Dataset items:
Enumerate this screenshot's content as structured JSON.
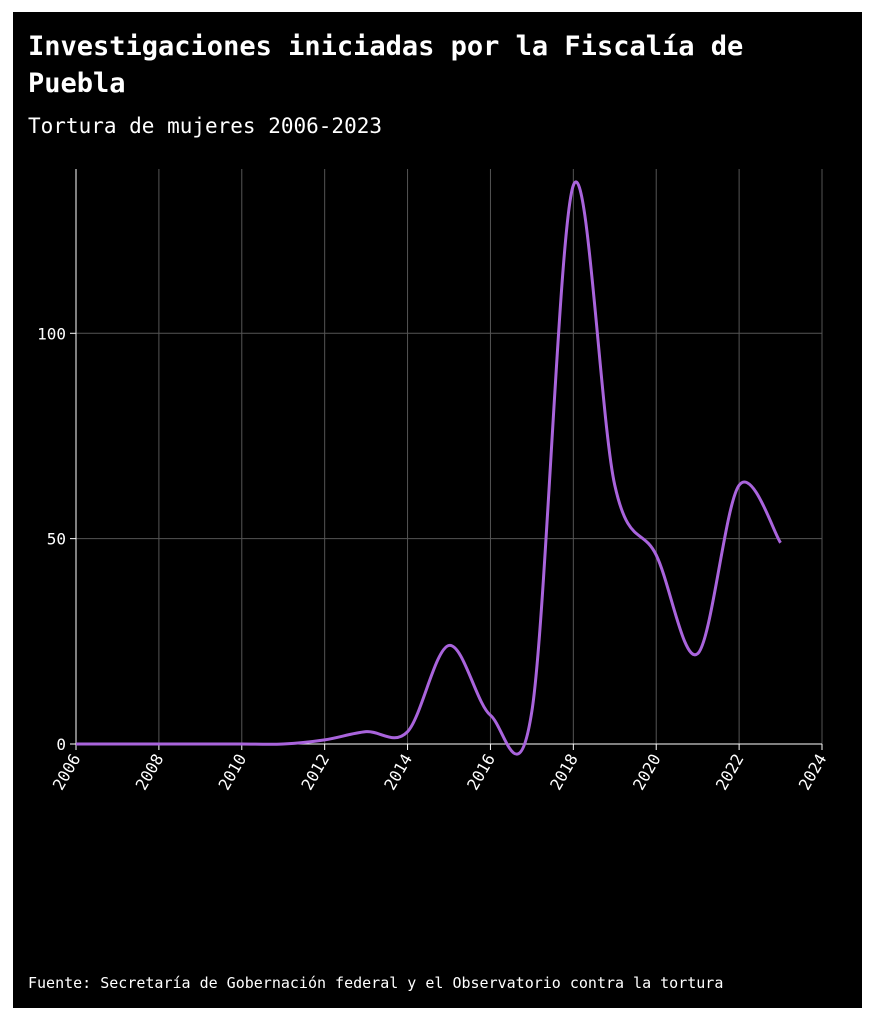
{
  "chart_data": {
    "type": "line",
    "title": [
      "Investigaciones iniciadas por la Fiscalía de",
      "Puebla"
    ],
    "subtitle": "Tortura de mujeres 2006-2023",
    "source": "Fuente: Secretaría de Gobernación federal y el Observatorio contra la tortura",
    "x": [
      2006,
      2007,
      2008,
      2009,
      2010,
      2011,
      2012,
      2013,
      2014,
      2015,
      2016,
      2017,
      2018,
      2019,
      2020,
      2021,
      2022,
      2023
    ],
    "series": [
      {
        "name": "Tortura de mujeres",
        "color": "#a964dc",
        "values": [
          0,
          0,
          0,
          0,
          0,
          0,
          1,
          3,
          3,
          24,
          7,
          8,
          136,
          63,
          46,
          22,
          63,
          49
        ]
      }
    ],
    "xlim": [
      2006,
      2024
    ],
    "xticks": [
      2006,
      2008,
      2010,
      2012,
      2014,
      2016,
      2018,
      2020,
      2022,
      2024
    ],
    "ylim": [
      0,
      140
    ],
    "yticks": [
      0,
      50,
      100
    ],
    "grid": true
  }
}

> **Short task**:
Leave out the pictures and restate everything else word for word.

> **Written solution**:
Enumerate this screenshot's content as structured JSON.
{
  "chart_data": {
    "type": "line",
    "title": [
      "Investigaciones iniciadas por la Fiscalía de",
      "Puebla"
    ],
    "subtitle": "Tortura de mujeres 2006-2023",
    "source": "Fuente: Secretaría de Gobernación federal y el Observatorio contra la tortura",
    "x": [
      2006,
      2007,
      2008,
      2009,
      2010,
      2011,
      2012,
      2013,
      2014,
      2015,
      2016,
      2017,
      2018,
      2019,
      2020,
      2021,
      2022,
      2023
    ],
    "series": [
      {
        "name": "Tortura de mujeres",
        "color": "#a964dc",
        "values": [
          0,
          0,
          0,
          0,
          0,
          0,
          1,
          3,
          3,
          24,
          7,
          8,
          136,
          63,
          46,
          22,
          63,
          49
        ]
      }
    ],
    "xlim": [
      2006,
      2024
    ],
    "xticks": [
      2006,
      2008,
      2010,
      2012,
      2014,
      2016,
      2018,
      2020,
      2022,
      2024
    ],
    "ylim": [
      0,
      140
    ],
    "yticks": [
      0,
      50,
      100
    ],
    "grid": true
  }
}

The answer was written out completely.